* [AVAILABLE RECORDS]:
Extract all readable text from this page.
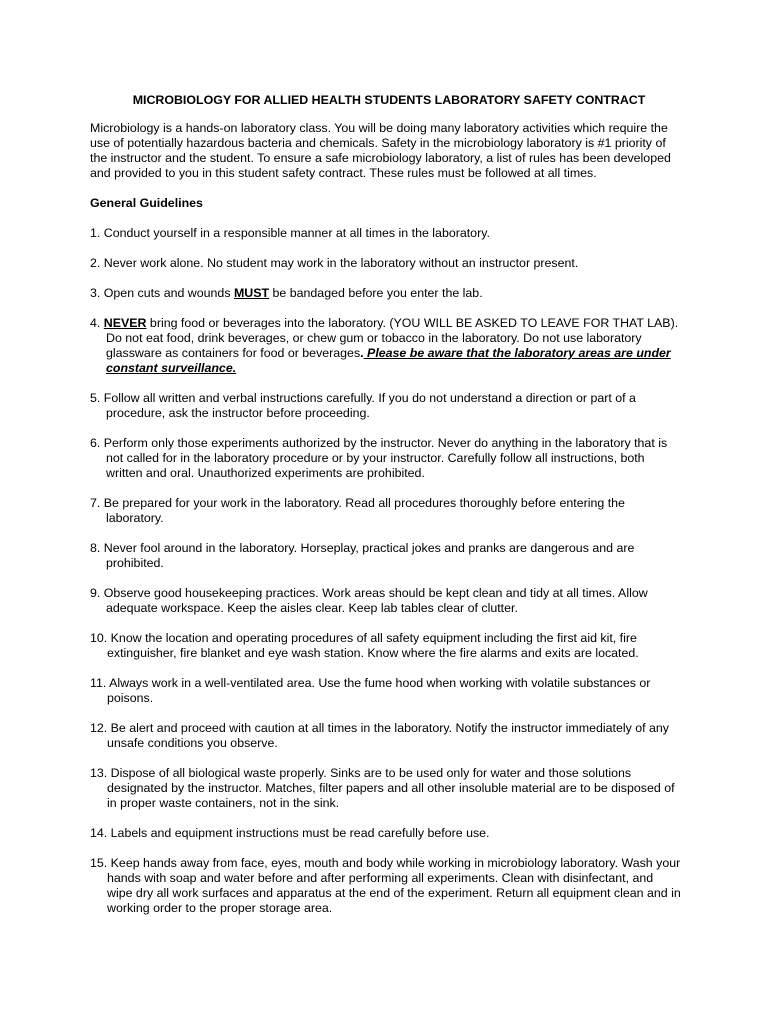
MICROBIOLOGY FOR ALLIED HEALTH STUDENTS LABORATORY SAFETY CONTRACT
Microbiology is a hands-on laboratory class. You will be doing many laboratory activities which require the use of potentially hazardous bacteria and chemicals. Safety in the microbiology laboratory is #1 priority of the instructor and the student. To ensure a safe microbiology laboratory, a list of rules has been developed and provided to you in this student safety contract. These rules must be followed at all times.
General Guidelines
1. Conduct yourself in a responsible manner at all times in the laboratory.
2. Never work alone. No student may work in the laboratory without an instructor present.
3. Open cuts and wounds MUST be bandaged before you enter the lab.
4. NEVER bring food or beverages into the laboratory. (YOU WILL BE ASKED TO LEAVE FOR THAT LAB). Do not eat food, drink beverages, or chew gum or tobacco in the laboratory. Do not use laboratory glassware as containers for food or beverages. Please be aware that the laboratory areas are under constant surveillance.
5. Follow all written and verbal instructions carefully. If you do not understand a direction or part of a procedure, ask the instructor before proceeding.
6. Perform only those experiments authorized by the instructor. Never do anything in the laboratory that is not called for in the laboratory procedure or by your instructor. Carefully follow all instructions, both written and oral. Unauthorized experiments are prohibited.
7. Be prepared for your work in the laboratory. Read all procedures thoroughly before entering the laboratory.
8. Never fool around in the laboratory. Horseplay, practical jokes and pranks are dangerous and are prohibited.
9. Observe good housekeeping practices. Work areas should be kept clean and tidy at all times. Allow adequate workspace. Keep the aisles clear. Keep lab tables clear of clutter.
10. Know the location and operating procedures of all safety equipment including the first aid kit, fire extinguisher, fire blanket and eye wash station. Know where the fire alarms and exits are located.
11. Always work in a well-ventilated area. Use the fume hood when working with volatile substances or poisons.
12. Be alert and proceed with caution at all times in the laboratory. Notify the instructor immediately of any unsafe conditions you observe.
13. Dispose of all biological waste properly. Sinks are to be used only for water and those solutions designated by the instructor. Matches, filter papers and all other insoluble material are to be disposed of in proper waste containers, not in the sink.
14. Labels and equipment instructions must be read carefully before use.
15. Keep hands away from face, eyes, mouth and body while working in microbiology laboratory. Wash your hands with soap and water before and after performing all experiments. Clean with disinfectant, and wipe dry all work surfaces and apparatus at the end of the experiment. Return all equipment clean and in working order to the proper storage area.
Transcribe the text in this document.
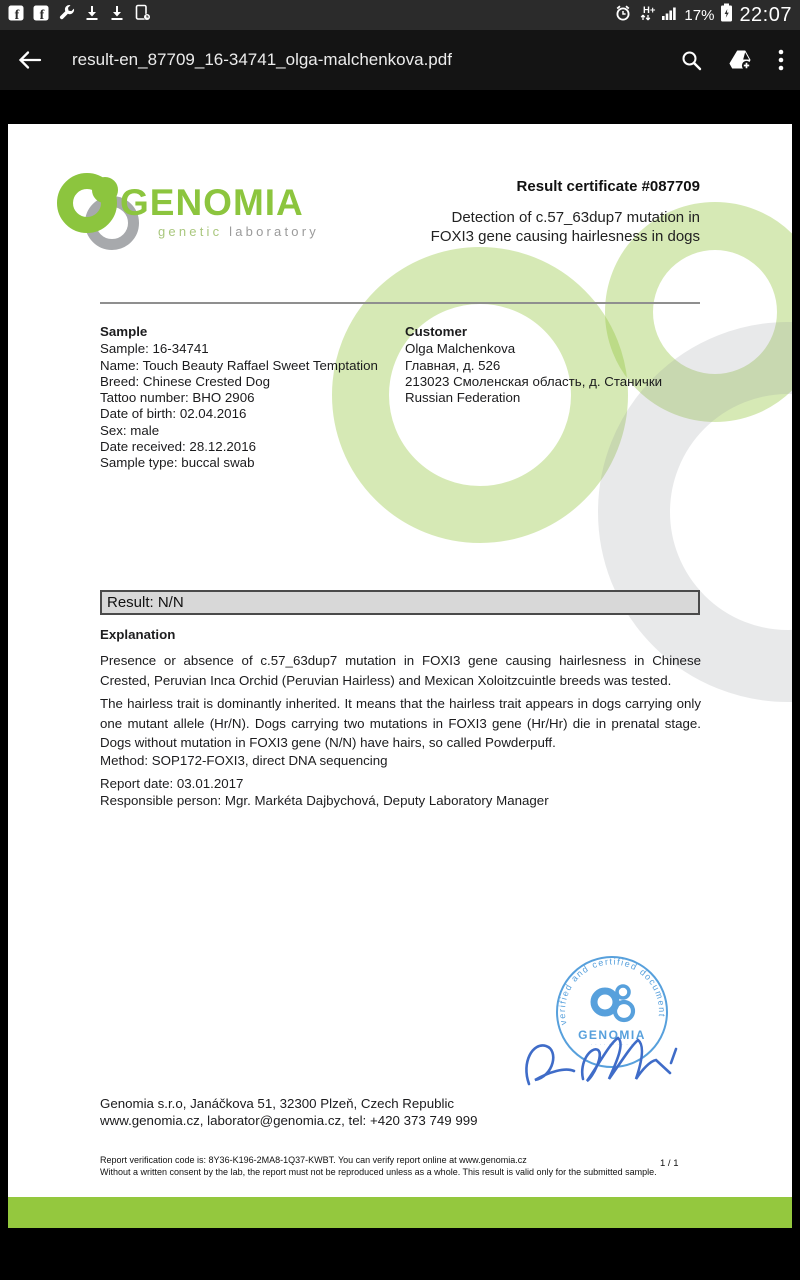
f f	H+ 17% 22:07
result-en_87709_16-34741_olga-malchenkova.pdf
GENOMIA
genetic laboratory
Result certificate #087709
Detection of c.57_63dup7 mutation in
FOXI3 gene causing hairlesness in dogs
Sample
Sample: 16-34741
Name: Touch Beauty Raffael Sweet Temptation
Breed: Chinese Crested Dog
Tattoo number: BHO 2906
Date of birth: 02.04.2016
Sex: male
Date received: 28.12.2016
Sample type: buccal swab
Customer
Olga Malchenkova
Главная, д. 526
213023 Смоленская область, д. Станички
Russian Federation
Result: N/N
Explanation
Presence or absence of c.57_63dup7 mutation in FOXI3 gene causing hairlesness in Chinese Crested, Peruvian Inca Orchid (Peruvian Hairless) and Mexican Xoloitzcuintle breeds was tested.
The hairless trait is dominantly inherited. It means that the hairless trait appears in dogs carrying only one mutant allele (Hr/N). Dogs carrying two mutations in FOXI3 gene (Hr/Hr) die in prenatal stage. Dogs without mutation in FOXI3 gene (N/N) have hairs, so called Powderpuff.
Method: SOP172-FOXI3, direct DNA sequencing
Report date: 03.01.2017
Responsible person: Mgr. Markéta Dajbychová, Deputy Laboratory Manager
verified and certified document
GENOMIA
· · · · · · · · · ·
Genomia s.r.o, Janáčkova 51, 32300 Plzeň, Czech Republic
www.genomia.cz, laborator@genomia.cz, tel: +420 373 749 999
Report verification code is: 8Y36-K196-2MA8-1Q37-KWBT. You can verify report online at www.genomia.cz
Without a written consent by the lab, the report must not be reproduced unless as a whole. This result is valid only for the submitted sample.
1 / 1
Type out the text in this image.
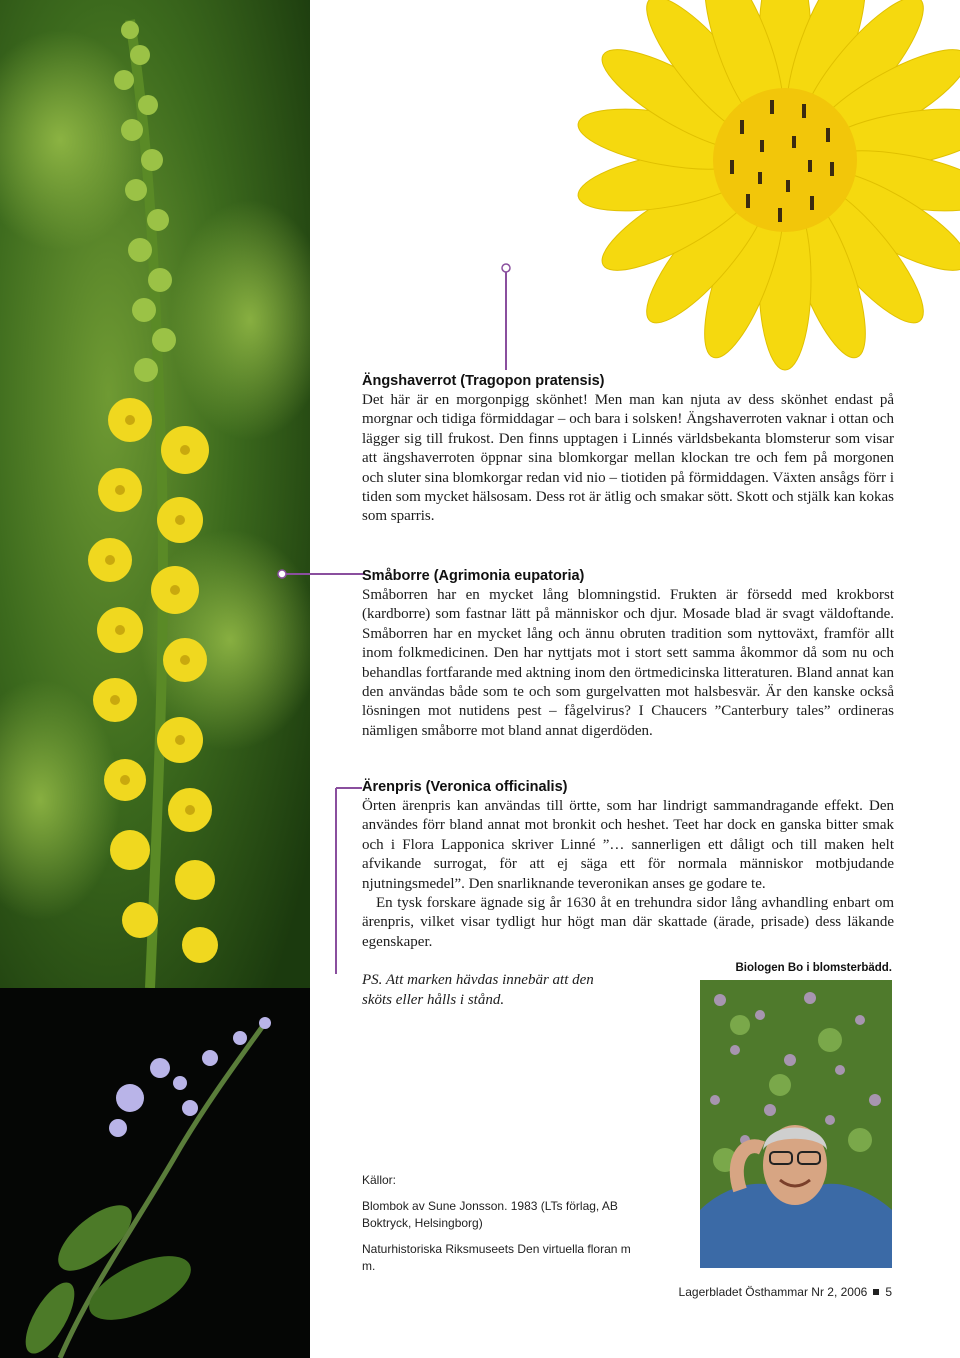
Ängshaverrot (Tragopon pratensis)

Det här är en morgonpigg skönhet! Men man kan njuta av dess skönhet endast på morgnar och tidiga förmiddagar – och bara i solsken! Ängshaverroten vaknar i ottan och lägger sig till frukost. Den finns upptagen i Linnés världsbekanta blomsterur som visar att ängshaverroten öppnar sina blomkorgar mellan klockan tre och fem på morgonen och sluter sina blomkorgar redan vid nio – tiotiden på förmiddagen. Växten ansågs förr i tiden som mycket hälsosam. Dess rot är ätlig och smakar sött. Skott och stjälk kan kokas som sparris.

Småborre (Agrimonia eupatoria)

Småborren har en mycket lång blomningstid. Frukten är försedd med krokborst (kardborre) som fastnar lätt på människor och djur. Mosade blad är svagt väldoftande. Småborren har en mycket lång och ännu obruten tradition som nyttoväxt, framför allt inom folkmedicinen. Den har nyttjats mot i stort sett samma åkommor då som nu och behandlas fortfarande med aktning inom den örtmedicinska litteraturen. Bland annat kan den användas både som te och som gurgelvatten mot halsbesvär. Är den kanske också lösningen mot nutidens pest – fågelvirus? I Chaucers ”Canterbury tales” ordineras nämligen småborre mot bland annat digerdöden.

Ärenpris (Veronica officinalis)

Örten ärenpris kan användas till örtte, som har lindrigt sammandragande effekt. Den användes förr bland annat mot bronkit och heshet. Teet har dock en ganska bitter smak och i Flora Lapponica skriver Linné ”… sannerligen ett dåligt och till maken helt afvikande surrogat, för att ej säga ett för normala människor motbjudande njutningsmedel”. Den snarliknande teveronikan anses ge godare te.

En tysk forskare ägnade sig år 1630 åt en trehundra sidor lång avhandling enbart om ärenpris, vilket visar tydligt hur högt man där skattade (ärade, prisade) dess läkande egenskaper.

PS. Att marken hävdas innebär att den sköts eller hålls i stånd.
Biologen Bo i blomsterbädd.

Källor:

Blombok av Sune Jonsson. 1983 (LTs förlag, AB Boktryck, Helsingborg)

Naturhistoriska Riksmuseets Den virtuella floran m m.

Lagerbladet Östhammar Nr 2, 2006 5
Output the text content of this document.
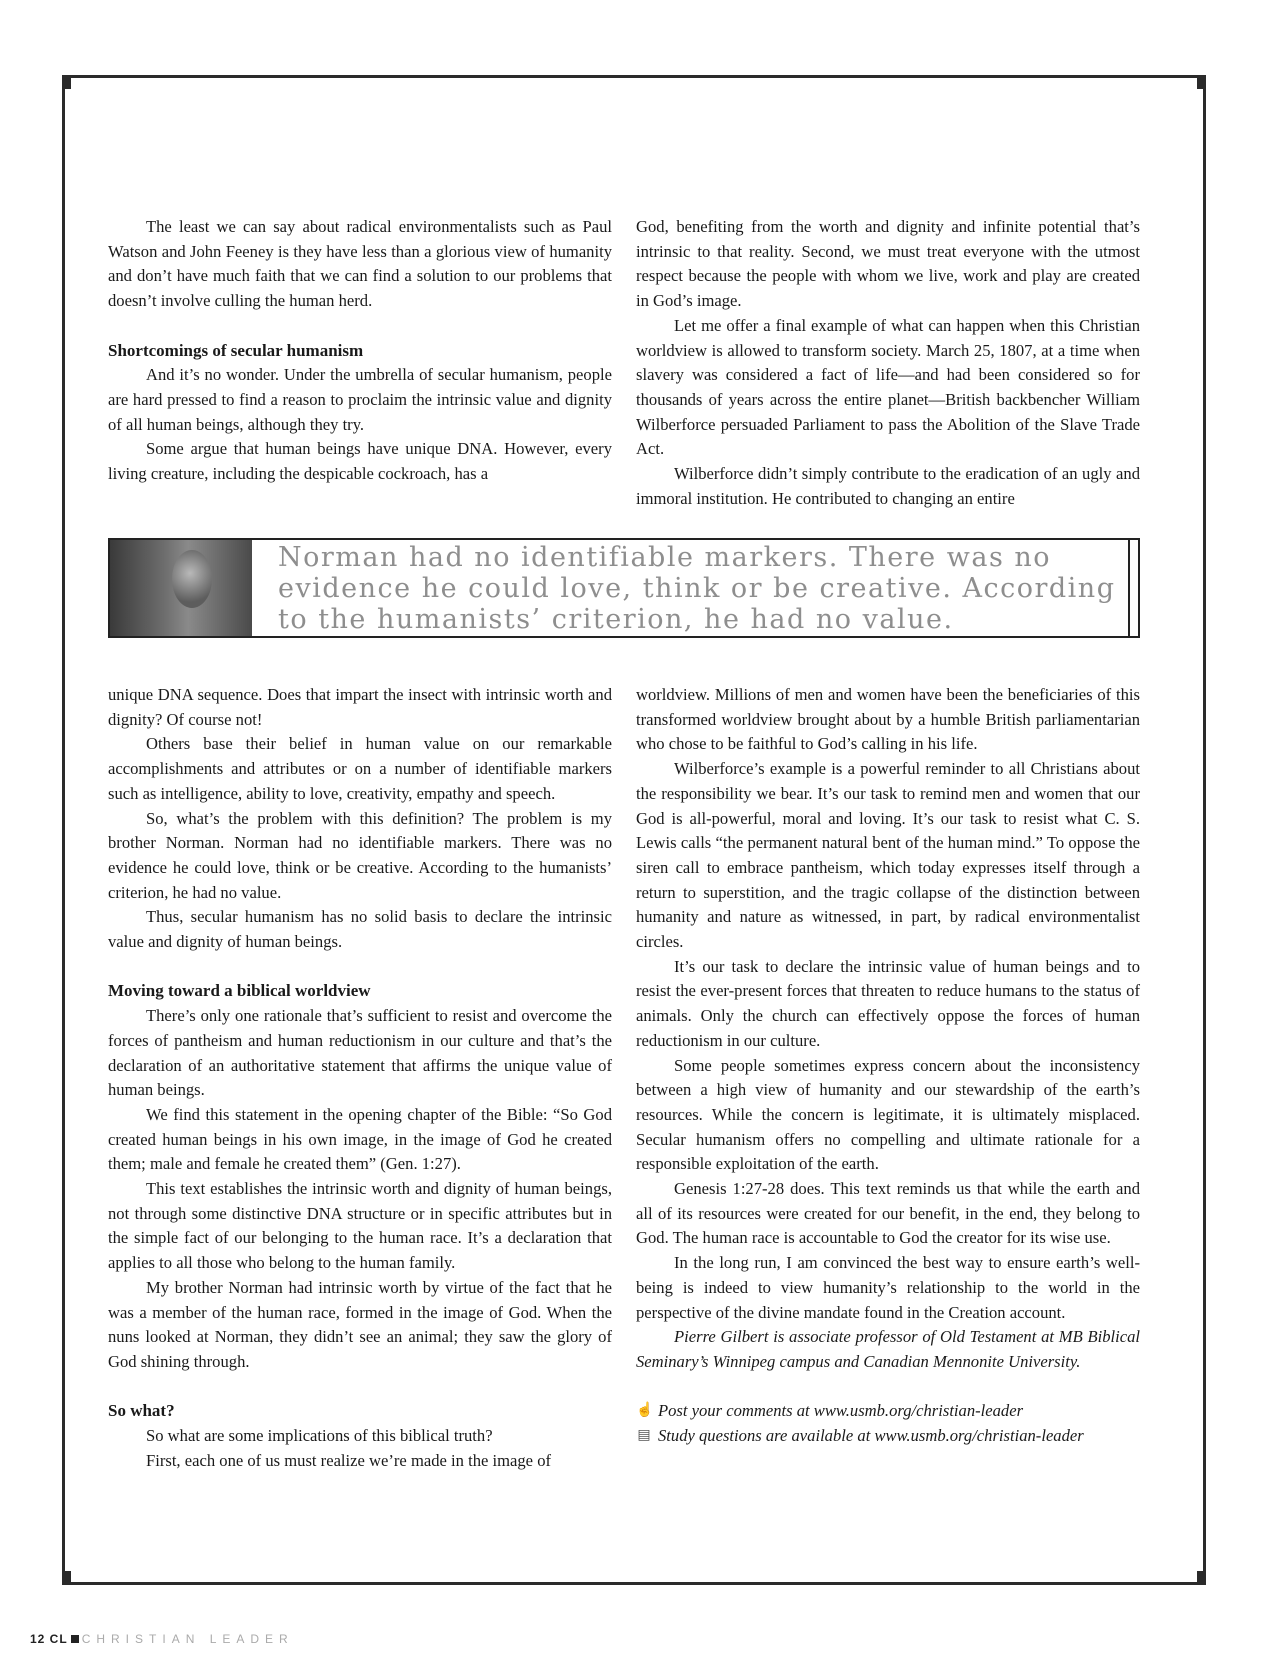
The least we can say about radical environmentalists such as Paul Watson and John Feeney is they have less than a glorious view of humanity and don’t have much faith that we can find a solution to our problems that doesn’t involve culling the human herd.

Shortcomings of secular humanism

And it’s no wonder. Under the umbrella of secular humanism, people are hard pressed to find a reason to proclaim the intrinsic value and dignity of all human beings, although they try.

Some argue that human beings have unique DNA. However, every living creature, including the despicable cockroach, has a

God, benefiting from the worth and dignity and infinite potential that’s intrinsic to that reality. Second, we must treat everyone with the utmost respect because the people with whom we live, work and play are created in God’s image.

Let me offer a final example of what can happen when this Christian worldview is allowed to transform society. March 25, 1807, at a time when slavery was considered a fact of life—and had been considered so for thousands of years across the entire planet—British backbencher William Wilberforce persuaded Parliament to pass the Abolition of the Slave Trade Act.

Wilberforce didn’t simply contribute to the eradication of an ugly and immoral institution. He contributed to changing an entire

Norman had no identifiable markers. There was no evidence he could love, think or be creative. According to the humanists’ criterion, he had no value.

unique DNA sequence. Does that impart the insect with intrinsic worth and dignity? Of course not!

Others base their belief in human value on our remarkable accomplishments and attributes or on a number of identifiable markers such as intelligence, ability to love, creativity, empathy and speech.

So, what’s the problem with this definition? The problem is my brother Norman. Norman had no identifiable markers. There was no evidence he could love, think or be creative. According to the humanists’ criterion, he had no value.

Thus, secular humanism has no solid basis to declare the intrinsic value and dignity of human beings.

Moving toward a biblical worldview

There’s only one rationale that’s sufficient to resist and overcome the forces of pantheism and human reductionism in our culture and that’s the declaration of an authoritative statement that affirms the unique value of human beings.

We find this statement in the opening chapter of the Bible: “So God created human beings in his own image, in the image of God he created them; male and female he created them” (Gen. 1:27).

This text establishes the intrinsic worth and dignity of human beings, not through some distinctive DNA structure or in specific attributes but in the simple fact of our belonging to the human race. It’s a declaration that applies to all those who belong to the human family.

My brother Norman had intrinsic worth by virtue of the fact that he was a member of the human race, formed in the image of God. When the nuns looked at Norman, they didn’t see an animal; they saw the glory of God shining through.

So what?

So what are some implications of this biblical truth?

First, each one of us must realize we’re made in the image of

worldview. Millions of men and women have been the beneficiaries of this transformed worldview brought about by a humble British parliamentarian who chose to be faithful to God’s calling in his life.

Wilberforce’s example is a powerful reminder to all Christians about the responsibility we bear. It’s our task to remind men and women that our God is all-powerful, moral and loving. It’s our task to resist what C. S. Lewis calls “the permanent natural bent of the human mind.” To oppose the siren call to embrace pantheism, which today expresses itself through a return to superstition, and the tragic collapse of the distinction between humanity and nature as witnessed, in part, by radical environmentalist circles.

It’s our task to declare the intrinsic value of human beings and to resist the ever-present forces that threaten to reduce humans to the status of animals. Only the church can effectively oppose the forces of human reductionism in our culture.

Some people sometimes express concern about the inconsistency between a high view of humanity and our stewardship of the earth’s resources. While the concern is legitimate, it is ultimately misplaced. Secular humanism offers no compelling and ultimate rationale for a responsible exploitation of the earth.

Genesis 1:27-28 does. This text reminds us that while the earth and all of its resources were created for our benefit, in the end, they belong to God. The human race is accountable to God the creator for its wise use.

In the long run, I am convinced the best way to ensure earth’s well-being is indeed to view humanity’s relationship to the world in the perspective of the divine mandate found in the Creation account.

Pierre Gilbert is associate professor of Old Testament at MB Biblical Seminary’s Winnipeg campus and Canadian Mennonite University.

☝ Post your comments at www.usmb.org/christian-leader

▤ Study questions are available at www.usmb.org/christian-leader

12 CL CHRISTIAN LEADER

* [WORK ITEM]: From the entries, give the number of lines where the string "document" is found, and nothing else.

* [YOUR SOLUTION]: 3